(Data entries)
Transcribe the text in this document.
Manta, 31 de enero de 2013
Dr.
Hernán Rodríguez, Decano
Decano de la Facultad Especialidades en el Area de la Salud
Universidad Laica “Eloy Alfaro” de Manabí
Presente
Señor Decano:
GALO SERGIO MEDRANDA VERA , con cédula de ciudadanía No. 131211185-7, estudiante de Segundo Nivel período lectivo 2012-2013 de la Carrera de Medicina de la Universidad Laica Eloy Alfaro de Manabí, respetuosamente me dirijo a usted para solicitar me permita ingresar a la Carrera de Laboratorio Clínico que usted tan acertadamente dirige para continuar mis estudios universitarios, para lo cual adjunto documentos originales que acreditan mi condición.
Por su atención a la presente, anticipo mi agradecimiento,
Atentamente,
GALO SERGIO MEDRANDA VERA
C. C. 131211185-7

---

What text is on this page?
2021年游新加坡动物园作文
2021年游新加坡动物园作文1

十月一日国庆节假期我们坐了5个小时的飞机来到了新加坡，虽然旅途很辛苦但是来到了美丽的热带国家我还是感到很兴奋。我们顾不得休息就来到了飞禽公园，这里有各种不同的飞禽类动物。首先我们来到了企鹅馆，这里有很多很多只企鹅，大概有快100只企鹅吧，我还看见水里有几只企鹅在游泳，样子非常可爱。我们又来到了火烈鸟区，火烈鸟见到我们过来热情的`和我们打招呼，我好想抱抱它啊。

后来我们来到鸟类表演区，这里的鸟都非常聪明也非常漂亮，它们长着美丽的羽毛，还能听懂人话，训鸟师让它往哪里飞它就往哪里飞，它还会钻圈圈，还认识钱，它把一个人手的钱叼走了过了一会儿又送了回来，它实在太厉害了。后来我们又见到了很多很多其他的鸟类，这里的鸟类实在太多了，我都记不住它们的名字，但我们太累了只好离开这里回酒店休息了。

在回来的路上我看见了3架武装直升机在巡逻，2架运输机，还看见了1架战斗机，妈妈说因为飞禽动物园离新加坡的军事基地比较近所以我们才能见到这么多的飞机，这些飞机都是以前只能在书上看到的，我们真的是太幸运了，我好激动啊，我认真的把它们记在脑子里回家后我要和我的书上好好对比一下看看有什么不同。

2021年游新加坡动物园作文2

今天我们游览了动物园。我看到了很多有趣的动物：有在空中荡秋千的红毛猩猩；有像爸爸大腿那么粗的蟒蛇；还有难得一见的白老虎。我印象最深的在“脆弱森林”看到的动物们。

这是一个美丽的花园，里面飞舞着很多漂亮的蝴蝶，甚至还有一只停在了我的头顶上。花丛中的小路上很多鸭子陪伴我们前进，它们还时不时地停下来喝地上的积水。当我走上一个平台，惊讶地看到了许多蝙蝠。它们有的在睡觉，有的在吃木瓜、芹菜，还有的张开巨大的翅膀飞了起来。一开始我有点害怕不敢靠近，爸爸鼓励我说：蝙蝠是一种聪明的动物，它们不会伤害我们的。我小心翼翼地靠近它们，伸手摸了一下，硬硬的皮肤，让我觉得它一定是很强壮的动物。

---

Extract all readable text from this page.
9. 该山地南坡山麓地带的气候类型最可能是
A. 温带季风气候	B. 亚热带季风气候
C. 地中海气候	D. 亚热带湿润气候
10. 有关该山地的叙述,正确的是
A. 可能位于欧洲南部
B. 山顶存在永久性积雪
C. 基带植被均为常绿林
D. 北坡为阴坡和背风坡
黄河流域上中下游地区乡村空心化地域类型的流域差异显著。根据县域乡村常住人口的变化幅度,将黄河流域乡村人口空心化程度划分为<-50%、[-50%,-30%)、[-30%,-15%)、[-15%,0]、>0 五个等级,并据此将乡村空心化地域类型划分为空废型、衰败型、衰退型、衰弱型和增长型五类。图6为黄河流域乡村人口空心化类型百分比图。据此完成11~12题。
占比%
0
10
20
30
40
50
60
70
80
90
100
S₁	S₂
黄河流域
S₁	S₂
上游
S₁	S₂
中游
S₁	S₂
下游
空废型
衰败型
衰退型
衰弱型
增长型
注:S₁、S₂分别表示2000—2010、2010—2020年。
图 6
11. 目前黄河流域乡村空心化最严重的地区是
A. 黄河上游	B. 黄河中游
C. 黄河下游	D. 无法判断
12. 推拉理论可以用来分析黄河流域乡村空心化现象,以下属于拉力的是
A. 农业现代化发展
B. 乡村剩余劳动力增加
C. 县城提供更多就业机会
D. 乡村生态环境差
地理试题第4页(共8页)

## EXERCISE DETAILS
In the listing above, find the lines holding the word "Universidad" and copy them.

## SOLUTION TO THIS TASK
Universidad Laica “Eloy Alfaro” de Manabí
GALO SERGIO MEDRANDA VERA , con cédula de ciudadanía No. 131211185-7, estudiante de Segundo Nivel período lectivo 2012-2013 de la Carrera de Medicina de la Universidad Laica Eloy Alfaro de Manabí, respetuosamente me dirijo a usted para solicitar me permita ingresar a la Carrera de Laboratorio Clínico que usted tan acertadamente dirige para continuar mis estudios universitarios, para lo cual adjunto documentos originales que acreditan mi condición.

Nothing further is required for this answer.